WHAT YOU HAVE TO DO. Please read the text below about Charles D. Carter and say where he is interred.
** Opening TEXT PASSAGE block **
Member of the U.S. House of Representatives from Oklahoma
- In office November 16, 1907 – March 3, 1927
- Preceded by: Constituency established
- Succeeded by: Wilburn Cartwright
- Constituency: 4th district (1907–1915) 3rd district (1915–1927)

Personal details
- Born: Charles David Carter August 16, 1868 Boggy Depot, Indian Territory, U.S. (now Oklahoma)
- Died: April 9, 1929 (aged 60) Ardmore, Oklahoma, U.S.
- Citizenship: American Chickasaw Nation
- Party: Democratic
- Spouse(s): Ada Wilson Cecile Whittington Jones
- Children: 4

= Charles D. Carter =

American politician (1868–1929)

Charles David Carter (August 16, 1868 – April 9, 1929) was an American politician who served in the United States House of Representatives from Oklahoma's 4th and 3rd congressional districts from 1907 to 1927. He was appointed by President William McKinley as Mining Trustee for Indian Territory, which he served as from 1900 to 1904.

Carter was active in the Chickasaw Nation and served as its auditor, on the Chickasaw Council, and as superintendent of Chickasaw Schools.

==Early life==
Charles David Carter was born near Boggy Depot, Choctaw Nation, Indian Territory (now Oklahoma), Carter moved with his father to Mill Creek, a stage stand on the western frontier of the Chickasaw Nation, in April 1876. Carter was of Chickasaw and Cherokee descent. He attended the Indian day schools and Chickasaw Manual Training Academy at Tishomingo.

Carter was employed on a ranch from 1887 to 1889 and in a mercantile establishment in Ardmore, Oklahoma, from 1889 to 1892. He married Ada Gertrude Wilson on December 29, 1891 and they had four children, Stella LeFlore, Italy Cecil, Julia Josephine, and Benjamin Wisnor Carter, Jr. After Ada's death on January 30, 1901, he married Cecile Whittington Jones on January 8, 1911.

==Public service==
Carter served as auditor of public accounts of the Chickasaw Nation from 1892 to 1894, a member of the Chickasaw Council in 1895, then superintendent of schools of the Chickasaw Nation in 1897. He was appointed mining trustee of Indian Territory by President William McKinley in November 1900 and served four years.

Carter was Secretary of the first Democratic executive committee of the proposed State of Oklahoma from June to December 1906. Upon the admission of Oklahoma as a state into the Union, he was elected as a Democrat to the sixtieth and to the nine succeeding Congresses, serving from November 16, 1907, to March 4, 1927.

Carter served as chairman of the Committee on Indian Affairs (Sixty-fifth Congress). He was an unsuccessful candidate for renomination in 1926. He was appointed to the State Highway Commission, serving 1927-1929.

==Death==
Carter died in Ardmore, Carter County, Oklahoma, on April 9, 1929. He is interred at Rose Hill Cemetery in Ardmore.
** Closing TEXT PASSAGE block **
** Opening DATA SUPPLIED block **
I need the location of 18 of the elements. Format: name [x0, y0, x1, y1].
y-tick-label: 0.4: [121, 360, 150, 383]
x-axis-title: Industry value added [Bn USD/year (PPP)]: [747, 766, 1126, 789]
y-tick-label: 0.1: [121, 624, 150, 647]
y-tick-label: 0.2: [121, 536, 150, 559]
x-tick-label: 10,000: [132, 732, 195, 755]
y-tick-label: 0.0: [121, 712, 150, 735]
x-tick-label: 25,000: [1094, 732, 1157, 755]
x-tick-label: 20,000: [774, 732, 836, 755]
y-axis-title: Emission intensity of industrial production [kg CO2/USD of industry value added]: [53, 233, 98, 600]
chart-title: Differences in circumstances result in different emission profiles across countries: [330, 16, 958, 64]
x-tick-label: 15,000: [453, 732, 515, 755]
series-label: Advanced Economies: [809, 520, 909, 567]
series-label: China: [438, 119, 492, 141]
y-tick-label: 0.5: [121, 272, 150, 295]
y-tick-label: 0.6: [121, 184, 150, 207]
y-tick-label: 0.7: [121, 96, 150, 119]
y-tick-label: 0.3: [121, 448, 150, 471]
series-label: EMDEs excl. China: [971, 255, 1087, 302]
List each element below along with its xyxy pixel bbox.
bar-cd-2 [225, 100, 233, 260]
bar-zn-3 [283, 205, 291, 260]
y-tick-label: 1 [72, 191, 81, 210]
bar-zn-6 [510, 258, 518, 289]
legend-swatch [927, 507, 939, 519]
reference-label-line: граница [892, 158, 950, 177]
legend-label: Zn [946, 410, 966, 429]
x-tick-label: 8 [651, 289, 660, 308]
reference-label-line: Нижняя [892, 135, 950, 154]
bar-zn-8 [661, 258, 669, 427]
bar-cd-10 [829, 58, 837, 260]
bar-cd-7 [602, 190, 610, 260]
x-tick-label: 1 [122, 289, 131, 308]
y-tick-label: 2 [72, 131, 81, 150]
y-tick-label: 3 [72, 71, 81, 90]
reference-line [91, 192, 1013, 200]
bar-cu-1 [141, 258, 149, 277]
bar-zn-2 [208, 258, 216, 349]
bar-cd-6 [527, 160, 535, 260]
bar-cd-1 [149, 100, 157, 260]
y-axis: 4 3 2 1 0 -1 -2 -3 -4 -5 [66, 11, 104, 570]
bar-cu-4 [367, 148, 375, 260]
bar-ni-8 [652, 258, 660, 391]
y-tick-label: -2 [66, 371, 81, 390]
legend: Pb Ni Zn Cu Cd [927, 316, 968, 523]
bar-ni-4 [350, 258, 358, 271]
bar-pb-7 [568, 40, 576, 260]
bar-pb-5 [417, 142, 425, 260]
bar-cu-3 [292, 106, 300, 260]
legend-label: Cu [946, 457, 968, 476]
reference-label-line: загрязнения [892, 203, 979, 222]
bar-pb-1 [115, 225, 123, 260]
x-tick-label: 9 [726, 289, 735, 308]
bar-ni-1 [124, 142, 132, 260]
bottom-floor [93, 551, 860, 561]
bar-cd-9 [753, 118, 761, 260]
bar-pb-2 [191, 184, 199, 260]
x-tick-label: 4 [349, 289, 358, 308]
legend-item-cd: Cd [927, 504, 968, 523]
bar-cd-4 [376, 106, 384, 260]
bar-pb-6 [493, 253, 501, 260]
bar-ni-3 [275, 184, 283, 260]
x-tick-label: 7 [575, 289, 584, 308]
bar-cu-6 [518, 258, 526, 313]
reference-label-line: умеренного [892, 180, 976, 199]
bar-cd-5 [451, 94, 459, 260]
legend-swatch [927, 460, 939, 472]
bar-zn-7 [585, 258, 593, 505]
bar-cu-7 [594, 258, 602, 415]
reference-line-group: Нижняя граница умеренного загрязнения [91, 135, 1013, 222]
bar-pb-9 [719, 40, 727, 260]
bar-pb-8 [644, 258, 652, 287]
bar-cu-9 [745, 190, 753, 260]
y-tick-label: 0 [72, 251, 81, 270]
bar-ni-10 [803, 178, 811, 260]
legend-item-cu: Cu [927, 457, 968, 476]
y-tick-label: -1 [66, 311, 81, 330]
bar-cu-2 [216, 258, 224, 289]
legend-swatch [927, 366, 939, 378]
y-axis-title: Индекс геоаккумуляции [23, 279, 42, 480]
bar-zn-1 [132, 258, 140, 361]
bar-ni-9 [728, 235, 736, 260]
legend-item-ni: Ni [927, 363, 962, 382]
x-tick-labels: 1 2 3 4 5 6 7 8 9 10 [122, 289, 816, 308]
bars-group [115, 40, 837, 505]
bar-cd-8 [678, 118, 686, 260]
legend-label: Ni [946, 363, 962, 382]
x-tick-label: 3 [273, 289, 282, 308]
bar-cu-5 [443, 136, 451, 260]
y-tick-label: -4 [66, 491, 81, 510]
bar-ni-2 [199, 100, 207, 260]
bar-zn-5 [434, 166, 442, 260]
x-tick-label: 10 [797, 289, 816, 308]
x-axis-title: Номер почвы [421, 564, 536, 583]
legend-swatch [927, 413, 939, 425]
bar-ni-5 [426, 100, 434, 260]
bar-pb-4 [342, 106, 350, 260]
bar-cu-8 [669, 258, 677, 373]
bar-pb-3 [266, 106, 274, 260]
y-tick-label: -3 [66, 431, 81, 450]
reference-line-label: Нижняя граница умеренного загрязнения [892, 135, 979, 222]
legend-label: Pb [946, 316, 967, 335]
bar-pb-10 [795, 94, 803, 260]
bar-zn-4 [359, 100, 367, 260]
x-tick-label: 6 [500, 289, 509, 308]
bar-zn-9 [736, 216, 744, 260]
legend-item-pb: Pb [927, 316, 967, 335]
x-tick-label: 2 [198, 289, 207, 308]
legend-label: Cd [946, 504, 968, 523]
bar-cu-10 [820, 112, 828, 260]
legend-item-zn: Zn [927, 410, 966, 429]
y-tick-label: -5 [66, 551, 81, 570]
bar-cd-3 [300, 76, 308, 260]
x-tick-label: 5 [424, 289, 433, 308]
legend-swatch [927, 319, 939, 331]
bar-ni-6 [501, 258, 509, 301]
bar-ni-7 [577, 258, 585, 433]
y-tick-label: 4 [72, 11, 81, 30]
** Closing DATA SUPPLIED block **
EXERCISE RESULT. Rose Hill Cemetery in Ardmore.